Data records
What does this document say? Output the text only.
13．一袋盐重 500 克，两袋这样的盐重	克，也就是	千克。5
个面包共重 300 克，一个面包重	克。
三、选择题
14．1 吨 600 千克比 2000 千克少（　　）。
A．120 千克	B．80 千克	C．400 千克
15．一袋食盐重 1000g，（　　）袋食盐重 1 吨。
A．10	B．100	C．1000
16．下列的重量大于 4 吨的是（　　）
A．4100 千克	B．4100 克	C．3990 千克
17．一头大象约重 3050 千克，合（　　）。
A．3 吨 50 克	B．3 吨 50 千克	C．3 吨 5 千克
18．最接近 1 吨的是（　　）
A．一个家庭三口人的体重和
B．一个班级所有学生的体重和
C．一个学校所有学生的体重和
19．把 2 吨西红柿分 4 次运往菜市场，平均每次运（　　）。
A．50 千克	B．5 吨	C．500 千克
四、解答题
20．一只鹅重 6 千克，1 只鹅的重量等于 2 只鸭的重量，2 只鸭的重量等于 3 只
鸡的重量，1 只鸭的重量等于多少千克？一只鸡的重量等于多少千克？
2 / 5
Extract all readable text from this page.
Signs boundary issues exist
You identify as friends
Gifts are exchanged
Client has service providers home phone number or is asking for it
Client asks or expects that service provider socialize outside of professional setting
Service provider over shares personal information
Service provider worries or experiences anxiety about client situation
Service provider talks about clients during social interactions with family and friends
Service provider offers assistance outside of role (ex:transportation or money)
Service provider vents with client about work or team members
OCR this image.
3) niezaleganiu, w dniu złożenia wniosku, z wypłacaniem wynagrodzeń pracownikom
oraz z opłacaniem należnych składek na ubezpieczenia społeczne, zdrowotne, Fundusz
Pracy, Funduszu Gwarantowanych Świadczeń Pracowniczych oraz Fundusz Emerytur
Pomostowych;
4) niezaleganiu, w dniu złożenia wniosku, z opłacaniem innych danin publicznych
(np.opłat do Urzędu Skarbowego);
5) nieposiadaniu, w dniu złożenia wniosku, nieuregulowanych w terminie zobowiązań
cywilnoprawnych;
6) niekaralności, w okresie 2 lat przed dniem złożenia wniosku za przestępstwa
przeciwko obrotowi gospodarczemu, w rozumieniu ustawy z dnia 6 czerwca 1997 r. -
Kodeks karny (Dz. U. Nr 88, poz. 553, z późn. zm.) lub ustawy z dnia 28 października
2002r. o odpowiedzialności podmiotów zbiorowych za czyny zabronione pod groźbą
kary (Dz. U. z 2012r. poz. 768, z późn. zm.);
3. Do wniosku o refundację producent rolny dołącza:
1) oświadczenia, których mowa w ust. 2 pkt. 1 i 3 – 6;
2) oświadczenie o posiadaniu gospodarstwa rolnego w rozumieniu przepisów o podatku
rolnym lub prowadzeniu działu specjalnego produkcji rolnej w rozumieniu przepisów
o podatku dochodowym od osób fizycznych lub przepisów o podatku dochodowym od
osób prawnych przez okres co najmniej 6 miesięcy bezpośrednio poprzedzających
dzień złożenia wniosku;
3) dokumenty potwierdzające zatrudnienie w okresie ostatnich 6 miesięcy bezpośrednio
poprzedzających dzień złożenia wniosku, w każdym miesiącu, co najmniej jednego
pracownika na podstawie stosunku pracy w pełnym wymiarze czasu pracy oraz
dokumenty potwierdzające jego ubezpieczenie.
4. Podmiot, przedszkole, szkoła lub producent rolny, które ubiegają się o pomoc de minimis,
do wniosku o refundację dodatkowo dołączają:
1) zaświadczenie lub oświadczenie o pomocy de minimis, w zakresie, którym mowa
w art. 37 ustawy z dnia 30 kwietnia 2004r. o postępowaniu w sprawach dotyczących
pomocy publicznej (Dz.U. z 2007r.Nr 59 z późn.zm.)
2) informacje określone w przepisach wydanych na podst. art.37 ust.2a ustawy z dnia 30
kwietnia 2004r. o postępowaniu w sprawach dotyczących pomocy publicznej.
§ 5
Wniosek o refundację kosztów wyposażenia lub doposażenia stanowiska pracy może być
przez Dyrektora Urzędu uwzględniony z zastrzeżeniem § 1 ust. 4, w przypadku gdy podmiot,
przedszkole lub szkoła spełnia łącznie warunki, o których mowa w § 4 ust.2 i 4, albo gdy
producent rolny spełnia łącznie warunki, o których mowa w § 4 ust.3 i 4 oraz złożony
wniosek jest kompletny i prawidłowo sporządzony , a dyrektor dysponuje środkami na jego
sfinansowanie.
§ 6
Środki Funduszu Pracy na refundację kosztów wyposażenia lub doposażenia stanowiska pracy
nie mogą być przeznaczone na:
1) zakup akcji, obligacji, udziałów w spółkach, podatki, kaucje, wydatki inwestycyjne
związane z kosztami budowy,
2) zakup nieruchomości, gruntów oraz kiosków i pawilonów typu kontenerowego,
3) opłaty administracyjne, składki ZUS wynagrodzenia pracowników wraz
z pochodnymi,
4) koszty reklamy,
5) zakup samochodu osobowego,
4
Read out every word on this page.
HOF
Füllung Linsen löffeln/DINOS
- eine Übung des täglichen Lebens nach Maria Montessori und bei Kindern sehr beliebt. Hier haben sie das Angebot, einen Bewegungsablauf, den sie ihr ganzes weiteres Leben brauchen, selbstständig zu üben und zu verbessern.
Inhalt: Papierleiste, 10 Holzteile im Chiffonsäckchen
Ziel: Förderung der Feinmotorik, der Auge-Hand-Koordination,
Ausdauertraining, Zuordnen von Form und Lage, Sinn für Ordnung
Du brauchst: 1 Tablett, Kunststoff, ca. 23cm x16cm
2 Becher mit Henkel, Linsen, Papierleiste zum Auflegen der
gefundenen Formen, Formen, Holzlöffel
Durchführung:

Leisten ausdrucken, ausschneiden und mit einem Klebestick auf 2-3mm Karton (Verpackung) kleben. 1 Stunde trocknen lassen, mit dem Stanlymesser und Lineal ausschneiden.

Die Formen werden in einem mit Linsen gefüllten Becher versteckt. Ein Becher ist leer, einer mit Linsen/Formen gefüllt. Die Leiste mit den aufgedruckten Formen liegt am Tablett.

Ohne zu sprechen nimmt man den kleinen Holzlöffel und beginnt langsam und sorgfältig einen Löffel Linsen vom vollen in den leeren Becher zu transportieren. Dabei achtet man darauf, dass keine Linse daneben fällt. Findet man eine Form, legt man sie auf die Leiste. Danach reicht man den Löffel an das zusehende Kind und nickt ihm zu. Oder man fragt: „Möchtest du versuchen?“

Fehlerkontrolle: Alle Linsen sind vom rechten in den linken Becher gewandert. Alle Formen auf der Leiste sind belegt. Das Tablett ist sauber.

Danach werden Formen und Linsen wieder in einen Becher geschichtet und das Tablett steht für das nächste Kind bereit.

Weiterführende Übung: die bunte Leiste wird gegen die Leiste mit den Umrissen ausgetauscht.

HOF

__What needs to be done__: Show every line of the records above that contains the word "okresie".

__Task answer__:
6) niekaralności, w okresie 2 lat przed dniem złożenia wniosku za przestępstwa
3) dokumenty potwierdzające zatrudnienie w okresie ostatnich 6 miesięcy bezpośrednio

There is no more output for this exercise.